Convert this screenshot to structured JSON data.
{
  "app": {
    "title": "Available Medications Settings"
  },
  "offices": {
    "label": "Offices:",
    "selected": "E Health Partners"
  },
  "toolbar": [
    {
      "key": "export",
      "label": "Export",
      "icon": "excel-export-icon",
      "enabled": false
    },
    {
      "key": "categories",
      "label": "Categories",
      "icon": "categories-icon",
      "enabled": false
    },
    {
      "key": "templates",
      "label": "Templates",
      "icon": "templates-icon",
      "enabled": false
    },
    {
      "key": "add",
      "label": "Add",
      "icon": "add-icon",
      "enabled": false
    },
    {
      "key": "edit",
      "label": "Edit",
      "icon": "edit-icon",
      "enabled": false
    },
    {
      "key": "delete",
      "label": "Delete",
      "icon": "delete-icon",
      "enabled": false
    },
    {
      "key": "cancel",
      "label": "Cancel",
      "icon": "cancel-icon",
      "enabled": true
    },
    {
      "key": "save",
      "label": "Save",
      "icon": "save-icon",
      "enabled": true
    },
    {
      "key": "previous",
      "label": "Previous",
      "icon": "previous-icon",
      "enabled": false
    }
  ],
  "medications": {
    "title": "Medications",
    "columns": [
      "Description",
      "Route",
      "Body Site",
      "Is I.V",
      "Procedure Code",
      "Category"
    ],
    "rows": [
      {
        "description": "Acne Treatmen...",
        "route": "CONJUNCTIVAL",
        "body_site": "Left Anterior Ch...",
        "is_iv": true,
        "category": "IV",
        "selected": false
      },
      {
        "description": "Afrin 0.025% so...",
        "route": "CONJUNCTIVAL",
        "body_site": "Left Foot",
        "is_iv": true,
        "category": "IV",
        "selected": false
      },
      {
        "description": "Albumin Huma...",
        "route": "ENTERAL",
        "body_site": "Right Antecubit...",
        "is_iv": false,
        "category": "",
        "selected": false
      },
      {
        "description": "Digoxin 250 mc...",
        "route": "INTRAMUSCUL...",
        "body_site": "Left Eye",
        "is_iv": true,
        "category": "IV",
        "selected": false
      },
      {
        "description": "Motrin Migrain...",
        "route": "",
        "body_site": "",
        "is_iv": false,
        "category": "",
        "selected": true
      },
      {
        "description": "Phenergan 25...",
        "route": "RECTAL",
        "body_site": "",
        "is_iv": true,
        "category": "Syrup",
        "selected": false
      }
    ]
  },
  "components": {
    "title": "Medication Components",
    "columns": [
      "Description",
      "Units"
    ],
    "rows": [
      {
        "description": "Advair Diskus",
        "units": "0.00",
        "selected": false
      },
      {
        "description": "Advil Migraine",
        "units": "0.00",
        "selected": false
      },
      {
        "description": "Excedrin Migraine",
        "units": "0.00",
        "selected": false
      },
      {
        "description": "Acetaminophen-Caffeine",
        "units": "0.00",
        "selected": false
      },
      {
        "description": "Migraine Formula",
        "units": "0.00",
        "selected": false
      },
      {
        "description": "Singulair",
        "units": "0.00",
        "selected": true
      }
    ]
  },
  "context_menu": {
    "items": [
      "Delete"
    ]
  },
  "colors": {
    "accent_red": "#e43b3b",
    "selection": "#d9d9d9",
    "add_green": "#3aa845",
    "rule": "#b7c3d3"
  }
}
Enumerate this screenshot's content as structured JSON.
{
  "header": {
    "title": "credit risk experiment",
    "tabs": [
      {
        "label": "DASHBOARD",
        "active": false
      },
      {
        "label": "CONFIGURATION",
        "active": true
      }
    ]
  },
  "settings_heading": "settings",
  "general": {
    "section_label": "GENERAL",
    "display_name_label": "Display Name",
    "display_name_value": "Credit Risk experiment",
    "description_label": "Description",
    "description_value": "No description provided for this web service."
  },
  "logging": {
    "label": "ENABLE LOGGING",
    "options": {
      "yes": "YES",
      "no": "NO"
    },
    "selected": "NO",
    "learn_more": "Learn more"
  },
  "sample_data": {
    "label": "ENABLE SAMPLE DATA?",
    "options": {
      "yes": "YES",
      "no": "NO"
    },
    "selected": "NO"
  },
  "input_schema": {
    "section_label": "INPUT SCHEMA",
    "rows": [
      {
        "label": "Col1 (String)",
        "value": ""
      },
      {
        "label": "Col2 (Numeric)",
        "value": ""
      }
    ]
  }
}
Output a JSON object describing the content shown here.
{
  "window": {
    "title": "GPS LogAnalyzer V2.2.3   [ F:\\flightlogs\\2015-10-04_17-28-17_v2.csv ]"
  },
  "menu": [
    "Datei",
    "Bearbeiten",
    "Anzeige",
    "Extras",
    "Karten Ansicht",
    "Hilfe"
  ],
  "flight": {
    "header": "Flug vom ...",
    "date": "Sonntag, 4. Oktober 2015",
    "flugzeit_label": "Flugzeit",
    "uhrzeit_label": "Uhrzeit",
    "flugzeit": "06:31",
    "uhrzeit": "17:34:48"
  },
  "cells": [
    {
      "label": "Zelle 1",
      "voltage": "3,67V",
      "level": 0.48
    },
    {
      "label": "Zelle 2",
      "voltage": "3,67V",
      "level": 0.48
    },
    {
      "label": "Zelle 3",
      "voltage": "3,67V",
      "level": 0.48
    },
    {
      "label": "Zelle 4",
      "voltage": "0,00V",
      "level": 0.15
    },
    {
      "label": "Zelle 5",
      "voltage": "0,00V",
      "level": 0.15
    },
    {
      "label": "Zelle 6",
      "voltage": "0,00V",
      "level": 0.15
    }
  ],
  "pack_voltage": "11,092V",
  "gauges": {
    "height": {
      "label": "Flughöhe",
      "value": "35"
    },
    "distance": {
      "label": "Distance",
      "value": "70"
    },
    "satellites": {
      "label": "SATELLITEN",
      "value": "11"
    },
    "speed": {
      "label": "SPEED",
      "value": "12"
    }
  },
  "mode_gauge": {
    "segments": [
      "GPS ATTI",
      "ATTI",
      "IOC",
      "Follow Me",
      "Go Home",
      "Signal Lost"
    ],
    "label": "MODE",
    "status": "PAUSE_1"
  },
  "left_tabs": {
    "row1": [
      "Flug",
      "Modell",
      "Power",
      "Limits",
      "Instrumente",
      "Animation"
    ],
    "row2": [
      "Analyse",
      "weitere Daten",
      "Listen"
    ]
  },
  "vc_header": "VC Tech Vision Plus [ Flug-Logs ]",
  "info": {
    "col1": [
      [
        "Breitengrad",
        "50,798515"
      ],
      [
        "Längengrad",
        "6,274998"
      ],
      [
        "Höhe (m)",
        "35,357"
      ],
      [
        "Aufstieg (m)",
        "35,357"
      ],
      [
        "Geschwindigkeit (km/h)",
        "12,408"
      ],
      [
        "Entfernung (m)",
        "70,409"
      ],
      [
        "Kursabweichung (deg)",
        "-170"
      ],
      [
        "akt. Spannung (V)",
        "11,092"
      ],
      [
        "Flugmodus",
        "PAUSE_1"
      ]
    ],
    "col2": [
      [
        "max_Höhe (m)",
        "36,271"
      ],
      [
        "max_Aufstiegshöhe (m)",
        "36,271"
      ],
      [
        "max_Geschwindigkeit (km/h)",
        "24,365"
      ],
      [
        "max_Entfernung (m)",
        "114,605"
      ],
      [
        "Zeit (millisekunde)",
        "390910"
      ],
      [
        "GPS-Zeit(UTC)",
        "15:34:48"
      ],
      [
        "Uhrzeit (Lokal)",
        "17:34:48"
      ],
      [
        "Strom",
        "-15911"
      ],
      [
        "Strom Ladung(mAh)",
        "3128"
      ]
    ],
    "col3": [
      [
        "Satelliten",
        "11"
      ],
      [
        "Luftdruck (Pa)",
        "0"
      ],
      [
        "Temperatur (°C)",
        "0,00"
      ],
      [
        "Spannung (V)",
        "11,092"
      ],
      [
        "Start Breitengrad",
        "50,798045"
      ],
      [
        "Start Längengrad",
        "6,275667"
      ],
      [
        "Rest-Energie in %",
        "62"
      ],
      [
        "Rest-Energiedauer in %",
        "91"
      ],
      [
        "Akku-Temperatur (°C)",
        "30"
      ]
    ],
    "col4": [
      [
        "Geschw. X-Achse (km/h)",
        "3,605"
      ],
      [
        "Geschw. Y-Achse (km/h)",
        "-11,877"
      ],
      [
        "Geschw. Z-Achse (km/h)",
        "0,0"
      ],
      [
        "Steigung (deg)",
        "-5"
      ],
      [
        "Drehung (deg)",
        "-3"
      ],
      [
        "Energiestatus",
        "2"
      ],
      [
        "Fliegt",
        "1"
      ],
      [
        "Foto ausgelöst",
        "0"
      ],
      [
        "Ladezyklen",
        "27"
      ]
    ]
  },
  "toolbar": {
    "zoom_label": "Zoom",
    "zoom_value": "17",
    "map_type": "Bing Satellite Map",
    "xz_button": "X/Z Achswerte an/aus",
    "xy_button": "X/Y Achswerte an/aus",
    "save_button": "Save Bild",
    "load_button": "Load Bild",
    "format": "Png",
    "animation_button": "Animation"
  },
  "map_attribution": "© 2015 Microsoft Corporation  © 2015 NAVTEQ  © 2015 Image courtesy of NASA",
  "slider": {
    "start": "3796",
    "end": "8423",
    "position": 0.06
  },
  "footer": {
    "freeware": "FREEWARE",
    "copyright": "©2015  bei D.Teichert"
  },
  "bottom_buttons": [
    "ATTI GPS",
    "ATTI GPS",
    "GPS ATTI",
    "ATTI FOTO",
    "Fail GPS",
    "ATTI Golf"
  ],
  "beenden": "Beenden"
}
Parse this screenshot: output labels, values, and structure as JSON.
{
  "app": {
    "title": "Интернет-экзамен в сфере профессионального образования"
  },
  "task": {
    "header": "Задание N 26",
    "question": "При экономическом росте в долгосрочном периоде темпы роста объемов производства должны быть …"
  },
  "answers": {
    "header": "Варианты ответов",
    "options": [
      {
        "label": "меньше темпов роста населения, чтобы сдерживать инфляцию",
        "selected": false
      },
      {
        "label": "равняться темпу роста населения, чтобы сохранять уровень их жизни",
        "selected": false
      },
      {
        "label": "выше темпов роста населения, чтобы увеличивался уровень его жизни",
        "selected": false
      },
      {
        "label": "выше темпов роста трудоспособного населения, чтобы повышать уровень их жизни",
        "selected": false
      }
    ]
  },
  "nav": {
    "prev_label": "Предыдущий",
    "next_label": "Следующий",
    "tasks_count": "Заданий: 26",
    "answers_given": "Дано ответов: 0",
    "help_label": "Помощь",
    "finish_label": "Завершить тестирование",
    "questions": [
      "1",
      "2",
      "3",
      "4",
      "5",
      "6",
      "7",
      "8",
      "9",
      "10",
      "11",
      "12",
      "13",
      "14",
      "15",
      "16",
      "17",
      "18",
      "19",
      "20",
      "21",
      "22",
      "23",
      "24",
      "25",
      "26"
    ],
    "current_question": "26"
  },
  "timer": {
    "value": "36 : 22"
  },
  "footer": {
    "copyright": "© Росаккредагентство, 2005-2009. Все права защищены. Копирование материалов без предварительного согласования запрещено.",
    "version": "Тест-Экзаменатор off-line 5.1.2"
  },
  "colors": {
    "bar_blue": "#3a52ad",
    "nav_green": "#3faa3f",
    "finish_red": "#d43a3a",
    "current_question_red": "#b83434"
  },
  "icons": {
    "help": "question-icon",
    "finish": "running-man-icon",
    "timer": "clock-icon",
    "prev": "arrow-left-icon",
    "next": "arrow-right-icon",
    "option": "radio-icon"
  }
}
•••••
* **Task details**
Which lines contain "JSON"? Copy each of them out.

* **Exercise answer**
Convert this screenshot to structured JSON data.
Enumerate this screenshot's content as structured JSON.
Output a JSON object describing the content shown here.
Parse this screenshot: output labels, values, and structure as JSON.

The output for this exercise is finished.